Set down each entry from the block beneath, exactly as written.

:: Material to process

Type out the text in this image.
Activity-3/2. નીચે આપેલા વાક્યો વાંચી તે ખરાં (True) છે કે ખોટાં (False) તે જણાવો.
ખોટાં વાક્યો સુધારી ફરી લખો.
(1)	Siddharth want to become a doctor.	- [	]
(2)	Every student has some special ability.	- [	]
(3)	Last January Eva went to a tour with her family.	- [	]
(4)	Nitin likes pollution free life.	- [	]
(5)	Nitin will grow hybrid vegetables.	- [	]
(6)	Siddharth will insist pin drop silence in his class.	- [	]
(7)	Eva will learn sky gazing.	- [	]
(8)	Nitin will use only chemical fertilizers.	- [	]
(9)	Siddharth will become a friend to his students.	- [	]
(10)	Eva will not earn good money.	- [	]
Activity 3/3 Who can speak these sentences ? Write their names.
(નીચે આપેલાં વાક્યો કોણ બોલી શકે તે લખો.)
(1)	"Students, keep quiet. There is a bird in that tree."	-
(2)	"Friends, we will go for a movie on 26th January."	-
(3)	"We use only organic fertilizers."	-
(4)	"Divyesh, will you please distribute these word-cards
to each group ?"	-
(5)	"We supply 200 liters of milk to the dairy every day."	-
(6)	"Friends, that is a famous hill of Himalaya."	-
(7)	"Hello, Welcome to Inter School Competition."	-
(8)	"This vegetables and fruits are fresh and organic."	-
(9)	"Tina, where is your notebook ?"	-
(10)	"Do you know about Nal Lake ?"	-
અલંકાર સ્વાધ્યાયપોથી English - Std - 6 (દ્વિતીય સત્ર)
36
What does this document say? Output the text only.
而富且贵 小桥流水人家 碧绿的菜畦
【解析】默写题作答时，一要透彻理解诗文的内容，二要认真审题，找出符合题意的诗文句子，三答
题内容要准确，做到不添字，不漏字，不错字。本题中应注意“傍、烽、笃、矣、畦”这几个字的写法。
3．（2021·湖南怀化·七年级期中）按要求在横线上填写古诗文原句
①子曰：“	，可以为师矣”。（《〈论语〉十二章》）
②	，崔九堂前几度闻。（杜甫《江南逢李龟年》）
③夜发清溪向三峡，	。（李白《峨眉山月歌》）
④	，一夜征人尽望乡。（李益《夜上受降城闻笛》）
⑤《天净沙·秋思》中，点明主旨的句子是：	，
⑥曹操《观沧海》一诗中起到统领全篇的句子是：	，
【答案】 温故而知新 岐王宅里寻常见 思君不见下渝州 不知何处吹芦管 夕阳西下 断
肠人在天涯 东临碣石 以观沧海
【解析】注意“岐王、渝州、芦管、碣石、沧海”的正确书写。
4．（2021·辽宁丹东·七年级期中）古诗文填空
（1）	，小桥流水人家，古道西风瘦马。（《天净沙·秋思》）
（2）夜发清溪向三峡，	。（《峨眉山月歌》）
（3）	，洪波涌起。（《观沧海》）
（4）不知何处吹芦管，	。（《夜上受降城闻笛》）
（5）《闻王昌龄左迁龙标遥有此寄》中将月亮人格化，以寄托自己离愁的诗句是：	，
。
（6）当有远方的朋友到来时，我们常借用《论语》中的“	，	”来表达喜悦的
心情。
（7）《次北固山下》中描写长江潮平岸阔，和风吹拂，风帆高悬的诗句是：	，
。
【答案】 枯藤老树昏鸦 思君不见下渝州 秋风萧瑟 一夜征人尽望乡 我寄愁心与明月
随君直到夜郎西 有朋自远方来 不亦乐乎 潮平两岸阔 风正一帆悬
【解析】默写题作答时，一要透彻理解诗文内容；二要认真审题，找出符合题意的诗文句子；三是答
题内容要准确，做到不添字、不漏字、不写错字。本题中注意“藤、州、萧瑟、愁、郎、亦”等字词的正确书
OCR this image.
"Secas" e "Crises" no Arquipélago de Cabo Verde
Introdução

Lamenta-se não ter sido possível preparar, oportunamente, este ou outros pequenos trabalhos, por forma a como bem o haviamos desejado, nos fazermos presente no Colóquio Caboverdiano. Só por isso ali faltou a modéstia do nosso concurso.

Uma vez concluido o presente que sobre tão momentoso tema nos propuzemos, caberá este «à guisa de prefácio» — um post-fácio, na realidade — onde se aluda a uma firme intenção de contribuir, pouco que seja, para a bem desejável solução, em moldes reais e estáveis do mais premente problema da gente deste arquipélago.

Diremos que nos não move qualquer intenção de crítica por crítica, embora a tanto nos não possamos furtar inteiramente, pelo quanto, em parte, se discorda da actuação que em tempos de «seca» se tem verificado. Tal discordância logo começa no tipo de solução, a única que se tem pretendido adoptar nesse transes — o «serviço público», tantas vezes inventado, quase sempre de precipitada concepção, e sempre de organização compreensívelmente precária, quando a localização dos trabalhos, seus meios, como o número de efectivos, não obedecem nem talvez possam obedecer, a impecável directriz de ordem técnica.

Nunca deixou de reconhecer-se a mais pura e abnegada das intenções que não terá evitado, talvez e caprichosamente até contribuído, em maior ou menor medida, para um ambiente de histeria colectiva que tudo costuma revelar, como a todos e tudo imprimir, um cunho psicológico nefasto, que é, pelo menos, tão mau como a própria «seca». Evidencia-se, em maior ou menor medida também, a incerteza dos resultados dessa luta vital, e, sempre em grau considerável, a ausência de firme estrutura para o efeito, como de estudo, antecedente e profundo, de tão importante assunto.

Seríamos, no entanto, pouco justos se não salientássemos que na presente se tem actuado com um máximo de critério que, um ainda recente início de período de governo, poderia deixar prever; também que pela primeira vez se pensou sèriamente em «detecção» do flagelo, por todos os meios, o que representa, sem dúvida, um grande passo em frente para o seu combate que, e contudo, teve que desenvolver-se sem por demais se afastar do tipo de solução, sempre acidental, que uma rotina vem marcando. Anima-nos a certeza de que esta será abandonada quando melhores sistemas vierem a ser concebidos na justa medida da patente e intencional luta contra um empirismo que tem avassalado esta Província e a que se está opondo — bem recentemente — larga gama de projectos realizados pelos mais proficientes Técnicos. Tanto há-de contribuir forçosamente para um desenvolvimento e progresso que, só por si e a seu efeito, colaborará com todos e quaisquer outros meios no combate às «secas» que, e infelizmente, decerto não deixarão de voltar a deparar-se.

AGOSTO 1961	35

::::

Exercise response
Type out the text in this image.
Activity-3/2. નીચે આપેલા વાક્યો વાંચી તે ખરાં (True) છે કે ખોટાં (False) તે જણાવો.
ખોટાં વાક્યો સુધારી ફરી લખો.
(1)	Siddharth want to become a doctor.	- [	]
(2)	Every student has some special ability.	- [	]
(3)	Last January Eva went to a tour with her family.	- [	]
(4)	Nitin likes pollution free life.	- [	]
(5)	Nitin will grow hybrid vegetables.	- [	]
(6)	Siddharth will insist pin drop silence in his class.	- [	]
(7)	Eva will learn sky gazing.	- [	]
(8)	Nitin will use only chemical fertilizers.	- [	]
(9)	Siddharth will become a friend to his students.	- [	]
(10)	Eva will not earn good money.	- [	]
Activity 3/3 Who can speak these sentences ? Write their names.
(નીચે આપેલાં વાક્યો કોણ બોલી શકે તે લખો.)
(1)	"Students, keep quiet. There is a bird in that tree."	-
(2)	"Friends, we will go for a movie on 26th January."	-
(3)	"We use only organic fertilizers."	-
(4)	"Divyesh, will you please distribute these word-cards
to each group ?"	-
(5)	"We supply 200 liters of milk to the dairy every day."	-
(6)	"Friends, that is a famous hill of Himalaya."	-
(7)	"Hello, Welcome to Inter School Competition."	-
(8)	"This vegetables and fruits are fresh and organic."	-
(9)	"Tina, where is your notebook ?"	-
(10)	"Do you know about Nal Lake ?"	-
અલંકાર સ્વાધ્યાયપોથી English - Std - 6 (દ્વિતીય સત્ર)
36
What does this document say? Output the text only.
而富且贵 小桥流水人家 碧绿的菜畦
【解析】默写题作答时，一要透彻理解诗文的内容，二要认真审题，找出符合题意的诗文句子，三答
题内容要准确，做到不添字，不漏字，不错字。本题中应注意“傍、烽、笃、矣、畦”这几个字的写法。
3．（2021·湖南怀化·七年级期中）按要求在横线上填写古诗文原句
①子曰：“	，可以为师矣”。（《〈论语〉十二章》）
②	，崔九堂前几度闻。（杜甫《江南逢李龟年》）
③夜发清溪向三峡，	。（李白《峨眉山月歌》）
④	，一夜征人尽望乡。（李益《夜上受降城闻笛》）
⑤《天净沙·秋思》中，点明主旨的句子是：	，
⑥曹操《观沧海》一诗中起到统领全篇的句子是：	，
【答案】 温故而知新 岐王宅里寻常见 思君不见下渝州 不知何处吹芦管 夕阳西下 断
肠人在天涯 东临碣石 以观沧海
【解析】注意“岐王、渝州、芦管、碣石、沧海”的正确书写。
4．（2021·辽宁丹东·七年级期中）古诗文填空
（1）	，小桥流水人家，古道西风瘦马。（《天净沙·秋思》）
（2）夜发清溪向三峡，	。（《峨眉山月歌》）
（3）	，洪波涌起。（《观沧海》）
（4）不知何处吹芦管，	。（《夜上受降城闻笛》）
（5）《闻王昌龄左迁龙标遥有此寄》中将月亮人格化，以寄托自己离愁的诗句是：	，
。
（6）当有远方的朋友到来时，我们常借用《论语》中的“	，	”来表达喜悦的
心情。
（7）《次北固山下》中描写长江潮平岸阔，和风吹拂，风帆高悬的诗句是：	，
。
【答案】 枯藤老树昏鸦 思君不见下渝州 秋风萧瑟 一夜征人尽望乡 我寄愁心与明月
随君直到夜郎西 有朋自远方来 不亦乐乎 潮平两岸阔 风正一帆悬
【解析】默写题作答时，一要透彻理解诗文内容；二要认真审题，找出符合题意的诗文句子；三是答
题内容要准确，做到不添字、不漏字、不写错字。本题中注意“藤、州、萧瑟、愁、郎、亦”等字词的正确书
OCR this image.
"Secas" e "Crises" no Arquipélago de Cabo Verde
Introdução

Lamenta-se não ter sido possível preparar, oportunamente, este ou outros pequenos trabalhos, por forma a como bem o haviamos desejado, nos fazermos presente no Colóquio Caboverdiano. Só por isso ali faltou a modéstia do nosso concurso.

Uma vez concluido o presente que sobre tão momentoso tema nos propuzemos, caberá este «à guisa de prefácio» — um post-fácio, na realidade — onde se aluda a uma firme intenção de contribuir, pouco que seja, para a bem desejável solução, em moldes reais e estáveis do mais premente problema da gente deste arquipélago.

Diremos que nos não move qualquer intenção de crítica por crítica, embora a tanto nos não possamos furtar inteiramente, pelo quanto, em parte, se discorda da actuação que em tempos de «seca» se tem verificado. Tal discordância logo começa no tipo de solução, a única que se tem pretendido adoptar nesse transes — o «serviço público», tantas vezes inventado, quase sempre de precipitada concepção, e sempre de organização compreensívelmente precária, quando a localização dos trabalhos, seus meios, como o número de efectivos, não obedecem nem talvez possam obedecer, a impecável directriz de ordem técnica.

Nunca deixou de reconhecer-se a mais pura e abnegada das intenções que não terá evitado, talvez e caprichosamente até contribuído, em maior ou menor medida, para um ambiente de histeria colectiva que tudo costuma revelar, como a todos e tudo imprimir, um cunho psicológico nefasto, que é, pelo menos, tão mau como a própria «seca». Evidencia-se, em maior ou menor medida também, a incerteza dos resultados dessa luta vital, e, sempre em grau considerável, a ausência de firme estrutura para o efeito, como de estudo, antecedente e profundo, de tão importante assunto.

Seríamos, no entanto, pouco justos se não salientássemos que na presente se tem actuado com um máximo de critério que, um ainda recente início de período de governo, poderia deixar prever; também que pela primeira vez se pensou sèriamente em «detecção» do flagelo, por todos os meios, o que representa, sem dúvida, um grande passo em frente para o seu combate que, e contudo, teve que desenvolver-se sem por demais se afastar do tipo de solução, sempre acidental, que uma rotina vem marcando. Anima-nos a certeza de que esta será abandonada quando melhores sistemas vierem a ser concebidos na justa medida da patente e intencional luta contra um empirismo que tem avassalado esta Província e a que se está opondo — bem recentemente — larga gama de projectos realizados pelos mais proficientes Técnicos. Tanto há-de contribuir forçosamente para um desenvolvimento e progresso que, só por si e a seu efeito, colaborará com todos e quaisquer outros meios no combate às «secas» que, e infelizmente, decerto não deixarão de voltar a deparar-se.

AGOSTO 1961	35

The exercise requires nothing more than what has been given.